What you need to do — Extract, from the listing that follows, each line containing the word "March".

Provided records —
====
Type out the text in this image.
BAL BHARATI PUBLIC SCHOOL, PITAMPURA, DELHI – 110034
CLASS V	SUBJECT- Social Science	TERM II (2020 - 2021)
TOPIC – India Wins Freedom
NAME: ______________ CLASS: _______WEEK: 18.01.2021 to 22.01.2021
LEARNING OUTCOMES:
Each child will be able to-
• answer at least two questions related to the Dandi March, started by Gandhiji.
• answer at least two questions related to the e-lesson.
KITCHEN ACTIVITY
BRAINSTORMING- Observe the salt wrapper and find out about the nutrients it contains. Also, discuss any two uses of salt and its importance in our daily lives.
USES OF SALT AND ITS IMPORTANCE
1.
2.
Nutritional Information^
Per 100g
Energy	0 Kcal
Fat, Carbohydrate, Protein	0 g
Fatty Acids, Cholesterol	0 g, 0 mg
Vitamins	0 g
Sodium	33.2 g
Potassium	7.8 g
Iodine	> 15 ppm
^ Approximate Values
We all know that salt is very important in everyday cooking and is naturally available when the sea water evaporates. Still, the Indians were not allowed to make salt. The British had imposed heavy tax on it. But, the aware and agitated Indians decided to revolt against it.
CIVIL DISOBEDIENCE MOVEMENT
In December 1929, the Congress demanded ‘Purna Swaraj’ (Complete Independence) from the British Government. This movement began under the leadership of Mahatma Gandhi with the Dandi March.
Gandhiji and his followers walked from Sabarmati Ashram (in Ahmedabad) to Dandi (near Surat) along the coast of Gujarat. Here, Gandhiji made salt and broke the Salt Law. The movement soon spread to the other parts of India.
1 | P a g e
====
Exercise answer —
• answer at least two questions related to the Dandi March, started by Gandhiji.
In December 1929, the Congress demanded ‘Purna Swaraj’ (Complete Independence) from the British Government. This movement began under the leadership of Mahatma Gandhi with the Dandi March.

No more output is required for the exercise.